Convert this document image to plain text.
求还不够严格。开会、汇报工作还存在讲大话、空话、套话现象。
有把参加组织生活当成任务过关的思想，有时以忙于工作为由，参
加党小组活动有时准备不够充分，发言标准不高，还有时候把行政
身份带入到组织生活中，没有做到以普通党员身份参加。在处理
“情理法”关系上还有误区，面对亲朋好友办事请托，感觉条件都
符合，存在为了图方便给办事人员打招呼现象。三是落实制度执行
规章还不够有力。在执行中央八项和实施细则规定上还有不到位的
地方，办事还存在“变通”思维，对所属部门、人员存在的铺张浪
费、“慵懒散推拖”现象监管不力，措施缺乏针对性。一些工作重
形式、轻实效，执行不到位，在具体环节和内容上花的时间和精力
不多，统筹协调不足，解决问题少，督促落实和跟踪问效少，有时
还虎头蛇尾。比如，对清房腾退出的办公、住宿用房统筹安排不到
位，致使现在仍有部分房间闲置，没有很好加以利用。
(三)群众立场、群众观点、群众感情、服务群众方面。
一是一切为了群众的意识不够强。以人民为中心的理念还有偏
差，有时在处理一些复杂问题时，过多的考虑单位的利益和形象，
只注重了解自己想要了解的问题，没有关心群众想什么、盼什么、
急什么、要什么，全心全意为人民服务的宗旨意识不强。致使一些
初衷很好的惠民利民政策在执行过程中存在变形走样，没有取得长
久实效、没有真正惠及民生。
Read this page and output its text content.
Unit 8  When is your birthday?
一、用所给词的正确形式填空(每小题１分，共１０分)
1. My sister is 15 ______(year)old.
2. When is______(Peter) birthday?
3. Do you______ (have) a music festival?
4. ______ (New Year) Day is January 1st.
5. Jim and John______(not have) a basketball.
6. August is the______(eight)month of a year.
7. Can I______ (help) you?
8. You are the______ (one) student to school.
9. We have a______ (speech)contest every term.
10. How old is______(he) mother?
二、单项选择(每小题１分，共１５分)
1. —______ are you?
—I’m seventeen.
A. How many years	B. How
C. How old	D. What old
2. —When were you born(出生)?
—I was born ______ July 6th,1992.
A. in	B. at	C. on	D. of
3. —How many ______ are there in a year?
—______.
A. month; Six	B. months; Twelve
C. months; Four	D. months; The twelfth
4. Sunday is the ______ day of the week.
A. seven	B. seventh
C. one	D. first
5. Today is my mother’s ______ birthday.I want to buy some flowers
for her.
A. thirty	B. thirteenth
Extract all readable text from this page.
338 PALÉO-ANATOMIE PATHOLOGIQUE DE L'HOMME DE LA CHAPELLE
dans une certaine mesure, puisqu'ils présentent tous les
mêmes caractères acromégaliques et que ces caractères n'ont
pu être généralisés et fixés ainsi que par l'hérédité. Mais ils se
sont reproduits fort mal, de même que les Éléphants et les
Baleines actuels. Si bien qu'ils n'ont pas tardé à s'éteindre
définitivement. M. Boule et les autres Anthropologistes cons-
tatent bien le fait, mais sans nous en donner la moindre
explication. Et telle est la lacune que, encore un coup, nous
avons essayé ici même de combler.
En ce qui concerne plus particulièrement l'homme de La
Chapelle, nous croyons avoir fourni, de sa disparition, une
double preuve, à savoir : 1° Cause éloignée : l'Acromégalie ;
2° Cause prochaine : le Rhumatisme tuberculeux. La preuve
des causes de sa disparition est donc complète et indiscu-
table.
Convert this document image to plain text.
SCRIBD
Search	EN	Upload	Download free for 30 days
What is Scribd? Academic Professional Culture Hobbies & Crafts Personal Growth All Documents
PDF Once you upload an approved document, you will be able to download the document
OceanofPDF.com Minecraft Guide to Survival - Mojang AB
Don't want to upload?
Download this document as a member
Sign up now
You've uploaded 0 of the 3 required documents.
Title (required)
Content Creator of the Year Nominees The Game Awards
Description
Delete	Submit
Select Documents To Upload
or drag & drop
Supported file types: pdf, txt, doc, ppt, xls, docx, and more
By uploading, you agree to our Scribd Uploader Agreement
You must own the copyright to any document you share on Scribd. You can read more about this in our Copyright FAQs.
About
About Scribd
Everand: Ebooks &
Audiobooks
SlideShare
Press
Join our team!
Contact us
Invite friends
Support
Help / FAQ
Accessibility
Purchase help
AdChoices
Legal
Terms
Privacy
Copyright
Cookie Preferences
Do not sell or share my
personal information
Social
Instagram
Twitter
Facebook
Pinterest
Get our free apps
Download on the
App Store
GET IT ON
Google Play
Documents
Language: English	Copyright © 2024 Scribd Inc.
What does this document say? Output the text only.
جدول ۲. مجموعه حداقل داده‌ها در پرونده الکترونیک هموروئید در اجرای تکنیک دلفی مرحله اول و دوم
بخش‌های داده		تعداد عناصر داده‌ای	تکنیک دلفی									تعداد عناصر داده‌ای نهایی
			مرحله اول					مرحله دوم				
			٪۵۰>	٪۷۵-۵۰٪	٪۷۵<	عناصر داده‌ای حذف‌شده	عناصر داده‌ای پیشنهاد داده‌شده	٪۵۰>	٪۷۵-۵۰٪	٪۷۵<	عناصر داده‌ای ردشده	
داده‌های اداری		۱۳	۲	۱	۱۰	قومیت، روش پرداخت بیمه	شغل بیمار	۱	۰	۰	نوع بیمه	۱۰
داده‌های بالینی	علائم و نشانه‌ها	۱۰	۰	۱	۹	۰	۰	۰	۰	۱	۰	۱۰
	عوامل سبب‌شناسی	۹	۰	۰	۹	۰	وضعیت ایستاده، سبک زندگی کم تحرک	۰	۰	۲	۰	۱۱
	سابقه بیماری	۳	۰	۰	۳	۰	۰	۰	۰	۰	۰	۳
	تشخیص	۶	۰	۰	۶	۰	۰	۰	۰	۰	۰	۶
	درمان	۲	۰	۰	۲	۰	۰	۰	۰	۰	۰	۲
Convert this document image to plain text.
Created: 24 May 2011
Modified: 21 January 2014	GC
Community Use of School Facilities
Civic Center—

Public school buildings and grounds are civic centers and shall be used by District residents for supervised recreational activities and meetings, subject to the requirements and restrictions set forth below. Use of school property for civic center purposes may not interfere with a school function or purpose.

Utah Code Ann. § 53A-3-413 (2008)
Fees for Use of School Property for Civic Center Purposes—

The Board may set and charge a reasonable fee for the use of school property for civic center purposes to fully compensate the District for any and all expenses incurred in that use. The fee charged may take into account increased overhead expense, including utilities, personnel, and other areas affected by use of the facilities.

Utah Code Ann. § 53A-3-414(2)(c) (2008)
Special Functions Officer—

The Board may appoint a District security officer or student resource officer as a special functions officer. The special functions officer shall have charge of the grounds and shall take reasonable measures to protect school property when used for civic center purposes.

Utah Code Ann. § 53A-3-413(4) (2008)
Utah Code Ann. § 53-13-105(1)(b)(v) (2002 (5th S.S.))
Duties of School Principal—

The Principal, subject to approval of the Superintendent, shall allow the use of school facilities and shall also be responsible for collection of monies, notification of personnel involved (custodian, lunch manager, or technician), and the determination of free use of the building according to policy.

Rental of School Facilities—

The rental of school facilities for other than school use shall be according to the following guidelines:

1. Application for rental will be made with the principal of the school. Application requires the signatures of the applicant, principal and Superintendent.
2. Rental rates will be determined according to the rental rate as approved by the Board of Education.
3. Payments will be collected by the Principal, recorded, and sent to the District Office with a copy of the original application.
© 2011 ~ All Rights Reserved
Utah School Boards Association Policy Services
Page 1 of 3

----------------------------------------

__Your objective__. Return each line of the listing that holds the string "nous".

__Answer for the task__.
tatent bien le fait, mais sans nous en donner la moindre
explication. Et telle est la lacune que, encore un coup, nous
Chapelle, nous croyons avoir fourni, de sa disparition, une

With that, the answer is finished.